▶ Work instruction 1
Translate this sentence from the piece on Lil B into Spanish: "For a while, I stopped really listening."
▶ Work instruction 2
Carry on the piece on Lil B from its last sentence.

▶ Excerpted text

+ + +

You can totally see where the train went off the tracks. Whether the druggy origins of based or the recurring motifs of money, sex, and guns in Lil B's music, his artistry has always involved taking ownership of this less-than wholesome aspect of himself — because it is just one aspect of his identity. “I think you’d be more disappointed if I didn’t make a song like ‘Child Support,’ if you thought I was only one way but I was also really another,” he once said, when I asked about one of his most offensive songs. “It’s all true.”
But allowing opposing sides of himself to coexist is what leads him to write songs like “I Love You” or “Beat The Cancer," and it’s what makes them all the more impactful. Because thugs need love and less cancer too! Real life!!! But in practice, most white listeners' attention spans are too short and their world views too corrupted to fully understand a narrative that's thousands of songs deep, or the subtleties of a black artist's perspective. In this way, Lil B is like Dave Chappelle: you get "I'm Rick James!" memes, and you get teen boys dressed in chef hats at his concerts shouting "BasedGod, fuck my bitch!" Dumb teen boys grow into adult 4chan jerks — at least enough of them to proliferate the meme in that space, so it catches on among the even-less-informed.
So many fake based lol its at all time high lol fake based have no shame either lol shouts out to real based not many only few real - Lil B— Lil B THE BASEDGOD (@LILBTHEBASEDGOD) November 25, 2013
Lil B has been declaiming the “fake based” among his followers since at least 2013 — and explicitly those who haven’t “studied the positive.” Back then he was releasing mixtapes almost monthly, but he recently took a few years off. It would be total speculation to suggest his hiatus was brought on by the scourge that is fake based, but I know they've affected me. Since the beginning of his now 12-year career, I've enjoyed being a Lil B apologist. He's a button-pusher, cleverly but also naively controversial, whether the debate is over the legitimacy of his talent or the content of his raunchiest songs. But at shows or scanning deep in the replies to his Twitter, which can devolve so quickly into misogyny or just plain grossness, often my fandom felt more like my shame. For a while, I stopped really listening. And then Lil B released Black Ken.

+ + +

▶ Records shown

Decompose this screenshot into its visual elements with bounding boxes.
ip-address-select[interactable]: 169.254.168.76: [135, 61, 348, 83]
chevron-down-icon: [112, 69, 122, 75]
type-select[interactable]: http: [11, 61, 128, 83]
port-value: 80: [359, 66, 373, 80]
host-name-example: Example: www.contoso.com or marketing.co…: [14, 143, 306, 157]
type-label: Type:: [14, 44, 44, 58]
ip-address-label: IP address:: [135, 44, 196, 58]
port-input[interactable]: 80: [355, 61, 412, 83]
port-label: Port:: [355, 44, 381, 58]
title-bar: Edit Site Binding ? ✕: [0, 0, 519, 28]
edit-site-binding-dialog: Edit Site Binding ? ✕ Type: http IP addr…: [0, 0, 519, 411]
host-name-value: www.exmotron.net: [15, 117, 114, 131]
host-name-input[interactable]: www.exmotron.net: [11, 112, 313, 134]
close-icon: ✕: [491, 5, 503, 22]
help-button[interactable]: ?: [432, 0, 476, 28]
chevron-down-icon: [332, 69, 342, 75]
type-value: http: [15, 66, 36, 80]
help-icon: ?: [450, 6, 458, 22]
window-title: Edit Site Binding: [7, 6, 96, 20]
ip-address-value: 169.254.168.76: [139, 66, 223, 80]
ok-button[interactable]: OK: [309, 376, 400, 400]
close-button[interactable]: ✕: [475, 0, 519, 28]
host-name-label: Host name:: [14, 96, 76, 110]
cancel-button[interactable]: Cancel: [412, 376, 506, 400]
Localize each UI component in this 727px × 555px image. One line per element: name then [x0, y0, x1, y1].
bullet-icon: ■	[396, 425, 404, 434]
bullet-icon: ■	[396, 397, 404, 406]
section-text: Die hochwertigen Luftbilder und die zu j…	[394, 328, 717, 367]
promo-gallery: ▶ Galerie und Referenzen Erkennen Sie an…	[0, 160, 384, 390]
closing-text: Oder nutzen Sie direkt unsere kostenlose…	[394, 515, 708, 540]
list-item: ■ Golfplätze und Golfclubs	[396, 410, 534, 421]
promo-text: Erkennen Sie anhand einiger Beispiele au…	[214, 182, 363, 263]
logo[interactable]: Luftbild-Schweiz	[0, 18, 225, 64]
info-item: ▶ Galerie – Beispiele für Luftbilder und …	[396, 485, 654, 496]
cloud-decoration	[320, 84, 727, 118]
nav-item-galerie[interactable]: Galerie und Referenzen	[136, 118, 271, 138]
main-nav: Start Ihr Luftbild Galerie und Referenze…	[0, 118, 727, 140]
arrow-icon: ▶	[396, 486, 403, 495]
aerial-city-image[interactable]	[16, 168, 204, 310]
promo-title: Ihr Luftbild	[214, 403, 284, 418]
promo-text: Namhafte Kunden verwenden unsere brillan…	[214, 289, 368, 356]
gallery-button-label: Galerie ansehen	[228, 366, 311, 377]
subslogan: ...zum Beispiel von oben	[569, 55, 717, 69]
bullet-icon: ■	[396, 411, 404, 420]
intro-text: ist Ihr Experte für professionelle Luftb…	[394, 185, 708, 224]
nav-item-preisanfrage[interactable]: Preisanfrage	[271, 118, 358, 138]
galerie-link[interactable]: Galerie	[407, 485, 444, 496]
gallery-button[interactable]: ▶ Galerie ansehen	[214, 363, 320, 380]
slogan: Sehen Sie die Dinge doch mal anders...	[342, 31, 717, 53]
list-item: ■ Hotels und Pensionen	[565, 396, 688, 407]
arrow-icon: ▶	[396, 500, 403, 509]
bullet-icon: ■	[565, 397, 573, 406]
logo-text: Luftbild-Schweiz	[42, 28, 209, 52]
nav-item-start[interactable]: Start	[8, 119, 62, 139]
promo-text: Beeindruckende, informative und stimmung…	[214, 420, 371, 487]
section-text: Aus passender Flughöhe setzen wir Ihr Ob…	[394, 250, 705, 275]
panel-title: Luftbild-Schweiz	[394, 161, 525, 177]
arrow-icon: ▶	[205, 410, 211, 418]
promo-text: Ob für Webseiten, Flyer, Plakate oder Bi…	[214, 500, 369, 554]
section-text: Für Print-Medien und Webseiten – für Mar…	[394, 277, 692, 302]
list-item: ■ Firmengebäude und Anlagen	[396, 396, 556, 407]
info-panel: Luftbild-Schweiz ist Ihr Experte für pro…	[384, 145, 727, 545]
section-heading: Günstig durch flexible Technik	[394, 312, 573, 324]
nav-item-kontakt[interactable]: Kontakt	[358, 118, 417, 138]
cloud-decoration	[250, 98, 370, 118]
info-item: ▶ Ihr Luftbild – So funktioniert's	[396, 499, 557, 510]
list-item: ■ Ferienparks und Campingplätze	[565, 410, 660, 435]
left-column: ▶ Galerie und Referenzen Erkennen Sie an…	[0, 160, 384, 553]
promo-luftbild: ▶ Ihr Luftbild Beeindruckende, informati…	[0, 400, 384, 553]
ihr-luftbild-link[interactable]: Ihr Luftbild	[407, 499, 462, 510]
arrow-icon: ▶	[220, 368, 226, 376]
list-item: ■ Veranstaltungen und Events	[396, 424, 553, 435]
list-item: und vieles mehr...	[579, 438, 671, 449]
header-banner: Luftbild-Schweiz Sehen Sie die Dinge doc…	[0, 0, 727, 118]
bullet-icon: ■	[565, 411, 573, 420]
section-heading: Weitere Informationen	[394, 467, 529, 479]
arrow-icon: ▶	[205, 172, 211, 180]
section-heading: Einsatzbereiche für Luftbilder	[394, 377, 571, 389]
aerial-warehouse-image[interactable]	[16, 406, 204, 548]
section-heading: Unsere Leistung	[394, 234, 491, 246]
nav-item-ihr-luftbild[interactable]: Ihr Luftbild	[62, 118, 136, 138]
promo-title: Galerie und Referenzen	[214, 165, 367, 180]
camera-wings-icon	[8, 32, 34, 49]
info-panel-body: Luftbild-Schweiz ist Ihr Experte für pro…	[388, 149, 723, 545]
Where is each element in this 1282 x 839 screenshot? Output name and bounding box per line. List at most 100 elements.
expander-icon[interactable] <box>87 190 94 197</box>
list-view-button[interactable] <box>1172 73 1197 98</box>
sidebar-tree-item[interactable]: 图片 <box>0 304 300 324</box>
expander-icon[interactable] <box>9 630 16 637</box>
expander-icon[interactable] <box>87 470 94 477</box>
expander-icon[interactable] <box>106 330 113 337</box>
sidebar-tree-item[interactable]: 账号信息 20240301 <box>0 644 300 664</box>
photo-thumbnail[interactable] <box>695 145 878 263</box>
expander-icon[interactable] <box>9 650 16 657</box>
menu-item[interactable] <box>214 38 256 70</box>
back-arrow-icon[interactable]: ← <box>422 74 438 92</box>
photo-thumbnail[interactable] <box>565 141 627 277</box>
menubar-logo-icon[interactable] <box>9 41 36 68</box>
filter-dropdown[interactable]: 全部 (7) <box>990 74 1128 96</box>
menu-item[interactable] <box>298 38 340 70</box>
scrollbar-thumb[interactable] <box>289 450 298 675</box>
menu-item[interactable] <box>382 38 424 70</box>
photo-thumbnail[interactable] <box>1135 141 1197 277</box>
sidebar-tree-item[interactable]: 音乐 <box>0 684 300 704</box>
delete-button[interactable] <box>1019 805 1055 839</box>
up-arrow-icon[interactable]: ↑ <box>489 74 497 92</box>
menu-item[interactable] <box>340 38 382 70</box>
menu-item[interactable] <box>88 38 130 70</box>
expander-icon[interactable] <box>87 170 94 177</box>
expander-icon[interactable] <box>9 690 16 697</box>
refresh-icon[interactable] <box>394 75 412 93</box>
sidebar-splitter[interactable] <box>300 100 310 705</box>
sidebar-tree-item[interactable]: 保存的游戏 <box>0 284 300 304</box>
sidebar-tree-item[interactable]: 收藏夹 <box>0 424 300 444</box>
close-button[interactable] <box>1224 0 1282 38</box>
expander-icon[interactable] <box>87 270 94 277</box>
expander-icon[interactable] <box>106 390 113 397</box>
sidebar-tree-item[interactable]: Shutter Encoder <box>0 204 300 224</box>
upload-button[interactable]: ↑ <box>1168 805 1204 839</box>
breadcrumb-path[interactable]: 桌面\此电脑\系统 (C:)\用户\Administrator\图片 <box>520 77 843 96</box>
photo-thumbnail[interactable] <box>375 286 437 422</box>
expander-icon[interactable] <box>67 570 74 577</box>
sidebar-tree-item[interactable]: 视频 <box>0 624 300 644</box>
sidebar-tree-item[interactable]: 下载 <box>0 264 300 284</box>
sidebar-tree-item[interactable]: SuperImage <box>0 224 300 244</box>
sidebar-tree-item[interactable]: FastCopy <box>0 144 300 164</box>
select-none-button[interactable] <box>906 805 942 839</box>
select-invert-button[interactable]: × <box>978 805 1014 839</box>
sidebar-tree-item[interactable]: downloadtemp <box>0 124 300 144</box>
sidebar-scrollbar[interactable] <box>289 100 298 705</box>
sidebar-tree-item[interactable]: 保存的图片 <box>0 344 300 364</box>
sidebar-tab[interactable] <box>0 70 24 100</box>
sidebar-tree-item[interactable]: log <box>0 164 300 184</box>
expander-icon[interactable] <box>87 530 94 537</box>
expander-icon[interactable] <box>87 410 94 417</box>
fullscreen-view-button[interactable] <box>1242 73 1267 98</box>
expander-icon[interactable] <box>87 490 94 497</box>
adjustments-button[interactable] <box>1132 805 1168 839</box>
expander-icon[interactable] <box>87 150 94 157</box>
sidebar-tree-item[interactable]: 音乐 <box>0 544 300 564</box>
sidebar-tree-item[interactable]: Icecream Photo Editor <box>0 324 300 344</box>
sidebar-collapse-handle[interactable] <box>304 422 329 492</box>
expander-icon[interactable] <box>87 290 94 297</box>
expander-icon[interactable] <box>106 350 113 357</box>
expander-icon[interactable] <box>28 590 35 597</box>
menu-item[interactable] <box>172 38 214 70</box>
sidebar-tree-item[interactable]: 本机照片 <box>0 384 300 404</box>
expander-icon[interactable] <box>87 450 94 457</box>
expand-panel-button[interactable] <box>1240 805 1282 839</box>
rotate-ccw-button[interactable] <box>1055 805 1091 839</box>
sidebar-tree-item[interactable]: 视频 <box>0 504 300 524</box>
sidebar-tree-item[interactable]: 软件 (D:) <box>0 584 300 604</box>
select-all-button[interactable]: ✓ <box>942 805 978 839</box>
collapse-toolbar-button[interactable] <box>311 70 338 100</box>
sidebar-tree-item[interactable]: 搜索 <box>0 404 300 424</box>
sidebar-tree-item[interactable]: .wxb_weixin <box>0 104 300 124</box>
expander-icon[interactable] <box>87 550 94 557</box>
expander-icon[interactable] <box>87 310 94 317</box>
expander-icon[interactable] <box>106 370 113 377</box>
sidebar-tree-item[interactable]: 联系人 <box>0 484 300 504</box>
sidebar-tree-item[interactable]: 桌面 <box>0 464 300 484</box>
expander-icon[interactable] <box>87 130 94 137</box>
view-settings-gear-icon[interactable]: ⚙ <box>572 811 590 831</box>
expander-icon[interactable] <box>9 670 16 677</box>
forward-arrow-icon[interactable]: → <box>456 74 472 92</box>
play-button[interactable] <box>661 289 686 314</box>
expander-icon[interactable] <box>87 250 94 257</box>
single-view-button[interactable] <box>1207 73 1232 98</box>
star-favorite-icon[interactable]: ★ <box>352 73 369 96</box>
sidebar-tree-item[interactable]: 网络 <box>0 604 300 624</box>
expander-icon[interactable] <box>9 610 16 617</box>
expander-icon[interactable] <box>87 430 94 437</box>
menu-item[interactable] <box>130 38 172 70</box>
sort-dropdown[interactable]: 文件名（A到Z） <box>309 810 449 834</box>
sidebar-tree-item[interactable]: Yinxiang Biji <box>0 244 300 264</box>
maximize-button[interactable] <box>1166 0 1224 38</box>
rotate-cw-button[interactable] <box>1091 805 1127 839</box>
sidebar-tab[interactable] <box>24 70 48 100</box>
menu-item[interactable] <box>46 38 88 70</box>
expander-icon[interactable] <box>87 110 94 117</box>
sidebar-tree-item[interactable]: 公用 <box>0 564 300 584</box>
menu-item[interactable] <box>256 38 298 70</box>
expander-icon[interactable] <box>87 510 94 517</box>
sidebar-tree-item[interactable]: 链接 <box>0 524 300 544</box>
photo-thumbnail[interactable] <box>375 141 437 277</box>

+ + +

▶ Task output 1
Durante un tiempo, dejé de escuchar de verdad.

▶ Task output 2
For years, Black Ken was a myth. The artwork was shared as far back as 2010, and from time to time Lil B would mention that he was working on it. Like some of his ambient music projects but none of his dozens of rap releases before it, the project would be produced entirely by the BasedGod. The end result, which he shared this July as a rare for-sale release, was like a kaleidoscopic rendering of his entire catalog, distilled into 27 tracks — profoundly clever and contradictory and free. I love when he says “I own my own masters so I’m a real rapper” on “Wasup JoJo,” or the nonsensical beat on “Zam Bose.” Maybe that's another reason the libertarians took to him: he's freer than they'll ever be.
But while Based Stick Man was off committing actual assaults and pulling in $100k in donations to his legal fees, the alt-right wasn't saying shit about Black Ken. The message boards were eerily silent about the album, so last week I downloaded the social media app Gab, meant to a free speech haven for people banned from Twitter, to see if anyone was talking. This was the only post I saw:
Is it a surprise that white nationalists aren't actually listening to Lil B? Of course not. But I still want to flag their lack of engagement with Black Ken because the existence of Based Stick Man bums me the fuck out. The fake based are out there, dragging a good idea through the dirt. This is why we need Antifa, I'm not even kidding. To protect Lil B at all costs.